↓↓↓

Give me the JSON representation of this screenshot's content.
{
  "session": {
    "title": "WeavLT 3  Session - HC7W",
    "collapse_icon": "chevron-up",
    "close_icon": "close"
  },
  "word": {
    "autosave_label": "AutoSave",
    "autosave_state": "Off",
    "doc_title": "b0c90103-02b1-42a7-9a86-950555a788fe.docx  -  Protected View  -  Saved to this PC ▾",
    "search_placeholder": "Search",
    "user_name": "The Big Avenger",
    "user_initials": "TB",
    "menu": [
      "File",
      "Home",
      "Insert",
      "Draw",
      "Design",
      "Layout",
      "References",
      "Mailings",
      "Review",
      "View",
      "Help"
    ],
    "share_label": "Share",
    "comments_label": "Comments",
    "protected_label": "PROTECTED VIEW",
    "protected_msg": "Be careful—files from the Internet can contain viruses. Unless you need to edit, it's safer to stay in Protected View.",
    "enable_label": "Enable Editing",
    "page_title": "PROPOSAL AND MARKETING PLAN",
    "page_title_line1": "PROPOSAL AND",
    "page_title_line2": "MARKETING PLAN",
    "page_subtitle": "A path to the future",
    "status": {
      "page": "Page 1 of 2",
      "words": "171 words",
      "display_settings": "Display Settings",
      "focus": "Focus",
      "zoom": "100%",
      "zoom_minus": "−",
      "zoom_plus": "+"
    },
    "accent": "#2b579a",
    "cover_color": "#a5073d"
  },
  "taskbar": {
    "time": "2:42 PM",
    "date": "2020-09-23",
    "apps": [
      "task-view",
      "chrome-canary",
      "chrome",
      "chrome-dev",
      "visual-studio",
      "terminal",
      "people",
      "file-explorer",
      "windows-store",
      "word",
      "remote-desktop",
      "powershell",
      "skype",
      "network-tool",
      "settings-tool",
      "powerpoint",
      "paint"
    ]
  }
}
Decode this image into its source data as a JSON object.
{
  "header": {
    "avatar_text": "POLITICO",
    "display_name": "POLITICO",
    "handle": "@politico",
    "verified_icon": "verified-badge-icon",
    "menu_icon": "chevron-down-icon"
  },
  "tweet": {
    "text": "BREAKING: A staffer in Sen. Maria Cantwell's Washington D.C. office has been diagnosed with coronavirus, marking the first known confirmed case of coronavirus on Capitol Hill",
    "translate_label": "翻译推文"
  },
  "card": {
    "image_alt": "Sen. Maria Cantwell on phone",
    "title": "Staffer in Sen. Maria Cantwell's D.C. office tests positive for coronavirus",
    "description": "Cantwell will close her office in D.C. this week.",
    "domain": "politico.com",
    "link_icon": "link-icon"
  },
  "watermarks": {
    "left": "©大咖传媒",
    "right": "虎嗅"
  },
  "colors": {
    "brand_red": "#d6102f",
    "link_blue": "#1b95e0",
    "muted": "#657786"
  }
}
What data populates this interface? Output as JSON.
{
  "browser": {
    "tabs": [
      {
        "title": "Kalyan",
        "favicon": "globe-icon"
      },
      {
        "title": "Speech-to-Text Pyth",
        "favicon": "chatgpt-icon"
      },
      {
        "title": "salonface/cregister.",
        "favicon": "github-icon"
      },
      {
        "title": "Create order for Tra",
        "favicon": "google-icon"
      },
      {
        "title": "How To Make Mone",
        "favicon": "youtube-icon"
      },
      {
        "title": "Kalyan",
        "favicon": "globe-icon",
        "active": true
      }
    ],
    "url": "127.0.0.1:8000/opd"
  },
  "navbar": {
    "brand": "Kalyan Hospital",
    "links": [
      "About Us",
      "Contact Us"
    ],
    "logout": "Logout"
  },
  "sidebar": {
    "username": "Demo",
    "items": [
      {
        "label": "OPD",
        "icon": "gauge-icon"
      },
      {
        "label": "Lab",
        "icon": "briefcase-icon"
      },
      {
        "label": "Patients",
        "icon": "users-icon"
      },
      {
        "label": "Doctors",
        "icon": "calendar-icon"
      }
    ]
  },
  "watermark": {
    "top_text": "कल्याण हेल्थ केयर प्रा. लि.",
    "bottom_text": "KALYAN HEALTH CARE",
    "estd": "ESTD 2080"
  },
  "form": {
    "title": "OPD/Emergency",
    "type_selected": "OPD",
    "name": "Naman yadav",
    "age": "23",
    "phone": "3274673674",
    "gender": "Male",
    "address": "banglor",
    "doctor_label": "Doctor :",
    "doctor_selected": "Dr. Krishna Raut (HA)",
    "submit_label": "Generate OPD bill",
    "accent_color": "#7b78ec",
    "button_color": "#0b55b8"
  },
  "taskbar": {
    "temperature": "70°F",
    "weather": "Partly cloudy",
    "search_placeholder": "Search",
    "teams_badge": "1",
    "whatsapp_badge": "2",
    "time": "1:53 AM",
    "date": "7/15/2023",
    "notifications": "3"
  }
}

↑↑↑

Reproduce each line from the listing above that includes the word "phone".

    "image_alt": "Sen. Maria Cantwell on phone",
    "phone": "3274673674",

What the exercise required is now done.